# Task:
Can you copy, character for character, the part of the listing that runs from its first line through the line containing "265, 791, 282]", both included?

# Dataset records:
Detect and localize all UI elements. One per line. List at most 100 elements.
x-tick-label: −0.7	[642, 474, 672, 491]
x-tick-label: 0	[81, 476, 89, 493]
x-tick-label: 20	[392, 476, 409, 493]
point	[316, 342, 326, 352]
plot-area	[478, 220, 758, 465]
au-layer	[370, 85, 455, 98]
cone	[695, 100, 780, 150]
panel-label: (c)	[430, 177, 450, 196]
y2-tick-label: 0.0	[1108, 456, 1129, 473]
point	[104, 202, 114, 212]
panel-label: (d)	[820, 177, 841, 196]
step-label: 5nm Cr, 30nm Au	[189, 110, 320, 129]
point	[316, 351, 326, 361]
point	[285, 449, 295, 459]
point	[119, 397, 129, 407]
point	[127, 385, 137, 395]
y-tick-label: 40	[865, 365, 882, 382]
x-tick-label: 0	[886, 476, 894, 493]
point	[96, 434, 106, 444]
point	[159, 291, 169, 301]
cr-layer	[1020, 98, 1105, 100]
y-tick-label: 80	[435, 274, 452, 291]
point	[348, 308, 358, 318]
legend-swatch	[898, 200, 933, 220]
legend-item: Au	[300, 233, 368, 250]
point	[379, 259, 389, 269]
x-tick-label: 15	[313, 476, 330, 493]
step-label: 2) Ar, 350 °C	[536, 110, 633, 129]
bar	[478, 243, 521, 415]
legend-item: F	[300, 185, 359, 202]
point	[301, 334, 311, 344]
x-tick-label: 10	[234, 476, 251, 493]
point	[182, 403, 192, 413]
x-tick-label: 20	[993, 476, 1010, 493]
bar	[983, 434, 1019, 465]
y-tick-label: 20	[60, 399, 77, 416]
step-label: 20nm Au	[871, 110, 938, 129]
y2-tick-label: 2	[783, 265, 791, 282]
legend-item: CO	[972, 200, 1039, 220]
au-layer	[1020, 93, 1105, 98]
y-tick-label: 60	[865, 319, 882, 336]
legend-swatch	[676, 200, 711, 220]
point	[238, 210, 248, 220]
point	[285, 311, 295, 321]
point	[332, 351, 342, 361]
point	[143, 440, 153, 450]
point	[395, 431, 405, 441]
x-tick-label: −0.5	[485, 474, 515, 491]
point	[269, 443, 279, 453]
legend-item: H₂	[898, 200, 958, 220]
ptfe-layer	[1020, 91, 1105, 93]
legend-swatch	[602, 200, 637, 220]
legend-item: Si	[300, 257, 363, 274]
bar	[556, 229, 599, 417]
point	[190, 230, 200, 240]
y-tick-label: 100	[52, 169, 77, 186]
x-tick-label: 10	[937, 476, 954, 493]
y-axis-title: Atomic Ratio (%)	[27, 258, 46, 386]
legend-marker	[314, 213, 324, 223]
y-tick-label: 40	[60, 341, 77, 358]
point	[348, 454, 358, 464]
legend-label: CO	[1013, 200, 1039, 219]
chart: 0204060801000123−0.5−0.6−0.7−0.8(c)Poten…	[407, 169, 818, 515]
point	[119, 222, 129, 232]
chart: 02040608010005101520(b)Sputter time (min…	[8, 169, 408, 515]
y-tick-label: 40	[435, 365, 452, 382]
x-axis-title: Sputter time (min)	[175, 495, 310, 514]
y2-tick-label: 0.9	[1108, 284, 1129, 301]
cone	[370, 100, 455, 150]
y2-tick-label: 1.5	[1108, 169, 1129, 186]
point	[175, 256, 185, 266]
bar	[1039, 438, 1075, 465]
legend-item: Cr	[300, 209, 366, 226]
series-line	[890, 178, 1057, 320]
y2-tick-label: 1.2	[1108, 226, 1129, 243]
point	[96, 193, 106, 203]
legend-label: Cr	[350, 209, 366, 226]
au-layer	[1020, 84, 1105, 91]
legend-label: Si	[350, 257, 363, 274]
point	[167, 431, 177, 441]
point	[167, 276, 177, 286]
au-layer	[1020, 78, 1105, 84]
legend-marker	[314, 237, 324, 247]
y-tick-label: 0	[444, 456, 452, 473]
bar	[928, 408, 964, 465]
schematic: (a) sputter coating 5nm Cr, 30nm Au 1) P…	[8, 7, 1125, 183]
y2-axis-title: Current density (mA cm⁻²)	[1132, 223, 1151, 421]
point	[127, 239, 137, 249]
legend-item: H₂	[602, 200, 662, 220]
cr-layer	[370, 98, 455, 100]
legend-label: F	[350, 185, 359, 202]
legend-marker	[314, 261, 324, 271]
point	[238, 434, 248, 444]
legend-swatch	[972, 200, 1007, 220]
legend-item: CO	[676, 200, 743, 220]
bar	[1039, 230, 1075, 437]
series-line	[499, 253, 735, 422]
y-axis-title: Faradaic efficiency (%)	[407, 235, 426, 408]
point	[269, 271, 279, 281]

# Written reply:
Detect and localize all UI elements. One per line. List at most 100 elements.
x-tick-label: −0.7	[642, 474, 672, 491]
x-tick-label: 0	[81, 476, 89, 493]
x-tick-label: 20	[392, 476, 409, 493]
point	[316, 342, 326, 352]
plot-area	[478, 220, 758, 465]
au-layer	[370, 85, 455, 98]
cone	[695, 100, 780, 150]
panel-label: (c)	[430, 177, 450, 196]
y2-tick-label: 0.0	[1108, 456, 1129, 473]
point	[104, 202, 114, 212]
panel-label: (d)	[820, 177, 841, 196]
step-label: 5nm Cr, 30nm Au	[189, 110, 320, 129]
point	[316, 351, 326, 361]
point	[285, 449, 295, 459]
point	[119, 397, 129, 407]
point	[127, 385, 137, 395]
y-tick-label: 40	[865, 365, 882, 382]
x-tick-label: 0	[886, 476, 894, 493]
point	[96, 434, 106, 444]
point	[159, 291, 169, 301]
cr-layer	[1020, 98, 1105, 100]
y-tick-label: 80	[435, 274, 452, 291]
point	[348, 308, 358, 318]
legend-swatch	[898, 200, 933, 220]
legend-item: Au	[300, 233, 368, 250]
point	[379, 259, 389, 269]
x-tick-label: 15	[313, 476, 330, 493]
step-label: 2) Ar, 350 °C	[536, 110, 633, 129]
bar	[478, 243, 521, 415]
legend-item: F	[300, 185, 359, 202]
point	[301, 334, 311, 344]
x-tick-label: 10	[234, 476, 251, 493]
point	[182, 403, 192, 413]
x-tick-label: 20	[993, 476, 1010, 493]
bar	[983, 434, 1019, 465]
y-tick-label: 20	[60, 399, 77, 416]
step-label: 20nm Au	[871, 110, 938, 129]
y2-tick-label: 2	[783, 265, 791, 282]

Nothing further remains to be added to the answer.